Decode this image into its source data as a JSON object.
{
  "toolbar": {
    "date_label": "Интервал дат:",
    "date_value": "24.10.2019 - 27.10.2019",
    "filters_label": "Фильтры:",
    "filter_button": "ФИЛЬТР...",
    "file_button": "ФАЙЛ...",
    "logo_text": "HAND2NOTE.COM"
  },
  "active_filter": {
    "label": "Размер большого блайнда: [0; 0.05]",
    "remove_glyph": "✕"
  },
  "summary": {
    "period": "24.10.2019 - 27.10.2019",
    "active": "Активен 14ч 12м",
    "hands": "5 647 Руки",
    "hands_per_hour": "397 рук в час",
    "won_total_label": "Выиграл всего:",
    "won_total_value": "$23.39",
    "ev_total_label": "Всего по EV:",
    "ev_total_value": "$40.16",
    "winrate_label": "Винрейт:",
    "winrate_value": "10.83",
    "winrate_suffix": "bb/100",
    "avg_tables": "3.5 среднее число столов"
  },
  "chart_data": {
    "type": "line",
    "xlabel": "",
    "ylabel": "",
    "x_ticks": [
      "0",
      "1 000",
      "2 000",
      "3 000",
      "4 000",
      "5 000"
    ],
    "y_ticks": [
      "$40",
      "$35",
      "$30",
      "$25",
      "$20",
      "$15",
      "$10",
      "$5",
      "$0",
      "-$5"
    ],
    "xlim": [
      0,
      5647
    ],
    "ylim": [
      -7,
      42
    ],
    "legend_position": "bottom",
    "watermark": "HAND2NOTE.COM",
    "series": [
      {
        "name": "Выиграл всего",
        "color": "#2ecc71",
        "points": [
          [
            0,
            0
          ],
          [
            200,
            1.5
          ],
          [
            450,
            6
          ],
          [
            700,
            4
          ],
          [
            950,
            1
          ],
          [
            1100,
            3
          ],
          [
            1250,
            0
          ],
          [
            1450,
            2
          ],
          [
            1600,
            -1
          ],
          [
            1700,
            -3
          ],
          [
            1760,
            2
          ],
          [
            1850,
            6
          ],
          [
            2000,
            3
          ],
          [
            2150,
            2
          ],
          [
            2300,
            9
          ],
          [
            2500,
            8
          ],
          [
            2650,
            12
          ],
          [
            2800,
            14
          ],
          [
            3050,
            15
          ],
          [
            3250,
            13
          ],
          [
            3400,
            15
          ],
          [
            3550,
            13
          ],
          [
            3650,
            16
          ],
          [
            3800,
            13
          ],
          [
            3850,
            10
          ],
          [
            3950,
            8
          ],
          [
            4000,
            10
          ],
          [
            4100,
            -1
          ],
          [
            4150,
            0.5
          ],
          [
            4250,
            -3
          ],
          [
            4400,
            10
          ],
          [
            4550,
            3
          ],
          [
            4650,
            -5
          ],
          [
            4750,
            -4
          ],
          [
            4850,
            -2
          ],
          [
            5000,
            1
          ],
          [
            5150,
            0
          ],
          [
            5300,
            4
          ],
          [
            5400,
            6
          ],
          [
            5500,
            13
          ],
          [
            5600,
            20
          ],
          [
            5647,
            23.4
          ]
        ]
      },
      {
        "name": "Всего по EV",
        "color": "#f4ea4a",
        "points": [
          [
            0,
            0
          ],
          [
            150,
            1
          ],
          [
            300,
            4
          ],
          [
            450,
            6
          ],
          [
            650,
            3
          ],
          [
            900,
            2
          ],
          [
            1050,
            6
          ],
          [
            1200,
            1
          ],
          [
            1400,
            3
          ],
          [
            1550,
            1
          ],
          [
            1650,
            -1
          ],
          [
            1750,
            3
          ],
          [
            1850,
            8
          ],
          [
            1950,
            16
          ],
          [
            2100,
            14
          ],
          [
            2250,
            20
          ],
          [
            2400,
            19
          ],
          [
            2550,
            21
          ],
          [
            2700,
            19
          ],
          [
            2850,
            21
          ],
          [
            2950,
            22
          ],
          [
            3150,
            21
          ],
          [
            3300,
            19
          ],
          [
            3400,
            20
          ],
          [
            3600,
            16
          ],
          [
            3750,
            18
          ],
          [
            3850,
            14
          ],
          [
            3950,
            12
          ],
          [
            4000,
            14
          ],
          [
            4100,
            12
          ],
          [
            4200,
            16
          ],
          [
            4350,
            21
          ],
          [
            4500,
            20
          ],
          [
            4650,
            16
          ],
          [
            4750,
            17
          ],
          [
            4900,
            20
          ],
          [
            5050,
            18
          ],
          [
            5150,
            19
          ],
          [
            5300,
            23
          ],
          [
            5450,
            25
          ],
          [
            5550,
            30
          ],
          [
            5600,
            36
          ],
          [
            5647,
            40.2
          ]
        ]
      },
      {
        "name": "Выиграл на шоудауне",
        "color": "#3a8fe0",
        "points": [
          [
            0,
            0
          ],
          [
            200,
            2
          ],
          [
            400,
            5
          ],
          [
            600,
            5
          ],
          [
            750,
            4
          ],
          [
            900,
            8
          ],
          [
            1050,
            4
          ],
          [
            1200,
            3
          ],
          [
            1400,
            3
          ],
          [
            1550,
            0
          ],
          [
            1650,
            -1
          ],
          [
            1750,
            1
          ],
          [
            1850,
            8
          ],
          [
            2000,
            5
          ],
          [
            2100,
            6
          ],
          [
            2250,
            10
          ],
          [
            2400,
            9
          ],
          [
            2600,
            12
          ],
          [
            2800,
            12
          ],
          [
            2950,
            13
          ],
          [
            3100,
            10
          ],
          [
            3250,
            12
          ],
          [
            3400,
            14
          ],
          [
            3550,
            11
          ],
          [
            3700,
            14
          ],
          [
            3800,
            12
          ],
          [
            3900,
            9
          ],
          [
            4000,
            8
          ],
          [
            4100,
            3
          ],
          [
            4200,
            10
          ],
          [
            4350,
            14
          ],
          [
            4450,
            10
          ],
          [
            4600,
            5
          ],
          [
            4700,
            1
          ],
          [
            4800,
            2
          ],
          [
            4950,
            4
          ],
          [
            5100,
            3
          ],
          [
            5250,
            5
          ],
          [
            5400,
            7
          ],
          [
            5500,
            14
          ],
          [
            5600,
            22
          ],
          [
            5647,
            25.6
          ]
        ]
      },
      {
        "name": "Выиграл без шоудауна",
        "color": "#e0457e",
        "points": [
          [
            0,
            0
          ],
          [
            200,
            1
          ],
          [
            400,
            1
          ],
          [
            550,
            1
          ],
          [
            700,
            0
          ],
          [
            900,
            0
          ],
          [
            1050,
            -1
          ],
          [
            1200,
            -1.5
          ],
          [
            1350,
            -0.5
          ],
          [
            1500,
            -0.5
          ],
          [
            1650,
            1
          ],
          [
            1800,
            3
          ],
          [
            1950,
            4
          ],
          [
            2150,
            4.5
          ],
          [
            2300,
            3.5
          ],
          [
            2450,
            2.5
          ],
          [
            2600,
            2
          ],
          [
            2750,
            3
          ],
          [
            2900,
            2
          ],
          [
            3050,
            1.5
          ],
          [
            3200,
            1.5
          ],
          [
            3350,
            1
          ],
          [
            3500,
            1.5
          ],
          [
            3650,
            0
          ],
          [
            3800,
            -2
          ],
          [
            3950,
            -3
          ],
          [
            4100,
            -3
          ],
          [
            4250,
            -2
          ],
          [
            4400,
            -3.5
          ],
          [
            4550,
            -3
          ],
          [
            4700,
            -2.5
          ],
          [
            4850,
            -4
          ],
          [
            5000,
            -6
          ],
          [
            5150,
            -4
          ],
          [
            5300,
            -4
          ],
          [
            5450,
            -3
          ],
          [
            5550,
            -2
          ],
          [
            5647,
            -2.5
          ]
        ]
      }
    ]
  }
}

*GIVEN TASK*:
From the data above, extract every line in its exact form.

*SOLVED PROBLEM*:
Decode this image into its source data as a JSON object.
{
  "toolbar": {
    "date_label": "Интервал дат:",
    "date_value": "24.10.2019 - 27.10.2019",
    "filters_label": "Фильтры:",
    "filter_button": "ФИЛЬТР...",
    "file_button": "ФАЙЛ...",
    "logo_text": "HAND2NOTE.COM"
  },
  "active_filter": {
    "label": "Размер большого блайнда: [0; 0.05]",
    "remove_glyph": "✕"
  },
  "summary": {
    "period": "24.10.2019 - 27.10.2019",
    "active": "Активен 14ч 12м",
    "hands": "5 647 Руки",
    "hands_per_hour": "397 рук в час",
    "won_total_label": "Выиграл всего:",
    "won_total_value": "$23.39",
    "ev_total_label": "Всего по EV:",
    "ev_total_value": "$40.16",
    "winrate_label": "Винрейт:",
    "winrate_value": "10.83",
    "winrate_suffix": "bb/100",
    "avg_tables": "3.5 среднее число столов"
  },
  "chart_data": {
    "type": "line",
    "xlabel": "",
    "ylabel": "",
    "x_ticks": [
      "0",
      "1 000",
      "2 000",
      "3 000",
      "4 000",
      "5 000"
    ],
    "y_ticks": [
      "$40",
      "$35",
      "$30",
      "$25",
      "$20",
      "$15",
      "$10",
      "$5",
      "$0",
      "-$5"
    ],
    "xlim": [
      0,
      5647
    ],
    "ylim": [
      -7,
      42
    ],
    "legend_position": "bottom",
    "watermark": "HAND2NOTE.COM",
    "series": [
      {
        "name": "Выиграл всего",
        "color": "#2ecc71",
        "points": [
          [
            0,
            0
          ],
          [
            200,
            1.5
          ],
          [
            450,
            6
          ],
          [
            700,
            4
          ],
          [
            950,
            1
          ],
          [
            1100,
            3
          ],
          [
            1250,
            0
          ],
          [
            1450,
            2
          ],
          [
            1600,
            -1
          ],
          [
            1700,
            -3
          ],
          [
            1760,
            2
          ],
          [
            1850,
            6
          ],
          [
            2000,
            3
          ],
          [
            2150,
            2
          ],
          [
            2300,
            9
          ],
          [
            2500,
            8
          ],
          [
            2650,
            12
          ],
          [
            2800,
            14
          ],
          [
            3050,
            15
          ],
          [
            3250,
            13
          ],
          [
            3400,
            15
          ],
          [
            3550,
            13
          ],
          [
            3650,
            16
          ],
          [
            3800,
            13
          ],
          [
            3850,
            10
          ],
          [
            3950,
            8
          ],
          [
            4000,
            10
          ],
          [
            4100,
            -1
          ],
          [
            4150,
            0.5
          ],
          [
            4250,
            -3
          ],
          [
            4400,
            10
          ],
          [
            4550,
            3
          ],
          [
            4650,
            -5
          ],
          [
            4750,
            -4
          ],
          [
            4850,
            -2
          ],
          [
            5000,
            1
          ],
          [
            5150,
            0
          ],
          [
            5300,
            4
          ],
          [
            5400,
            6
          ],
          [
            5500,
            13
          ],
          [
            5600,
            20
          ],
          [
            5647,
            23.4
          ]
        ]
      },
      {
        "name": "Всего по EV",
        "color": "#f4ea4a",
        "points": [
          [
            0,
            0
          ],
          [
            150,
            1
          ],
          [
            300,
            4
          ],
          [
            450,
            6
          ],
          [
            650,
            3
          ],
          [
            900,
            2
          ],
          [
            1050,
            6
          ],
          [
            1200,
            1
          ],
          [
            1400,
            3
          ],
          [
            1550,
            1
          ],
          [
            1650,
            -1
          ],
          [
            1750,
            3
          ],
          [
            1850,
            8
          ],
          [
            1950,
            16
          ],
          [
            2100,
            14
          ],
          [
            2250,
            20
          ],
          [
            2400,
            19
          ],
          [
            2550,
            21
          ],
          [
            2700,
            19
          ],
          [
            2850,
            21
          ],
          [
            2950,
            22
          ],
          [
            3150,
            21
          ],
          [
            3300,
            19
          ],
          [
            3400,
            20
          ],
          [
            3600,
            16
          ],
          [
            3750,
            18
          ],
          [
            3850,
            14
          ],
          [
            3950,
            12
          ],
          [
            4000,
            14
          ],
          [
            4100,
            12
          ],
          [
            4200,
            16
          ],
          [
            4350,
            21
          ],
          [
            4500,
            20
          ],
          [
            4650,
            16
          ],
          [
            4750,
            17
          ],
          [
            4900,
            20
          ],
          [
            5050,
            18
          ],
          [
            5150,
            19
          ],
          [
            5300,
            23
          ],
          [
            5450,
            25
          ],
          [
            5550,
            30
          ],
          [
            5600,
            36
          ],
          [
            5647,
            40.2
          ]
        ]
      },
      {
        "name": "Выиграл на шоудауне",
        "color": "#3a8fe0",
        "points": [
          [
            0,
            0
          ],
          [
            200,
            2
          ],
          [
            400,
            5
          ],
          [
            600,
            5
          ],
          [
            750,
            4
          ],
          [
            900,
            8
          ],
          [
            1050,
            4
          ],
          [
            1200,
            3
          ],
          [
            1400,
            3
          ],
          [
            1550,
            0
          ],
          [
            1650,
            -1
          ],
          [
            1750,
            1
          ],
          [
            1850,
            8
          ],
          [
            2000,
            5
          ],
          [
            2100,
            6
          ],
          [
            2250,
            10
          ],
          [
            2400,
            9
          ],
          [
            2600,
            12
          ],
          [
            2800,
            12
          ],
          [
            2950,
            13
          ],
          [
            3100,
            10
          ],
          [
            3250,
            12
          ],
          [
            3400,
            14
          ],
          [
            3550,
            11
          ],
          [
            3700,
            14
          ],
          [
            3800,
            12
          ],
          [
            3900,
            9
          ],
          [
            4000,
            8
          ],
          [
            4100,
            3
          ],
          [
            4200,
            10
          ],
          [
            4350,
            14
          ],
          [
            4450,
            10
          ],
          [
            4600,
            5
          ],
          [
            4700,
            1
          ],
          [
            4800,
            2
          ],
          [
            4950,
            4
          ],
          [
            5100,
            3
          ],
          [
            5250,
            5
          ],
          [
            5400,
            7
          ],
          [
            5500,
            14
          ],
          [
            5600,
            22
          ],
          [
            5647,
            25.6
          ]
        ]
      },
      {
        "name": "Выиграл без шоудауна",
        "color": "#e0457e",
        "points": [
          [
            0,
            0
          ],
          [
            200,
            1
          ],
          [
            400,
            1
          ],
          [
            550,
            1
          ],
          [
            700,
            0
          ],
          [
            900,
            0
          ],
          [
            1050,
            -1
          ],
          [
            1200,
            -1.5
          ],
          [
            1350,
            -0.5
          ],
          [
            1500,
            -0.5
          ],
          [
            1650,
            1
          ],
          [
            1800,
            3
          ],
          [
            1950,
            4
          ],
          [
            2150,
            4.5
          ],
          [
            2300,
            3.5
          ],
          [
            2450,
            2.5
          ],
          [
            2600,
            2
          ],
          [
            2750,
            3
          ],
          [
            2900,
            2
          ],
          [
            3050,
            1.5
          ],
          [
            3200,
            1.5
          ],
          [
            3350,
            1
          ],
          [
            3500,
            1.5
          ],
          [
            3650,
            0
          ],
          [
            3800,
            -2
          ],
          [
            3950,
            -3
          ],
          [
            4100,
            -3
          ],
          [
            4250,
            -2
          ],
          [
            4400,
            -3.5
          ],
          [
            4550,
            -3
          ],
          [
            4700,
            -2.5
          ],
          [
            4850,
            -4
          ],
          [
            5000,
            -6
          ],
          [
            5150,
            -4
          ],
          [
            5300,
            -4
          ],
          [
            5450,
            -3
          ],
          [
            5550,
            -2
          ],
          [
            5647,
            -2.5
          ]
        ]
      }
    ]
  }
}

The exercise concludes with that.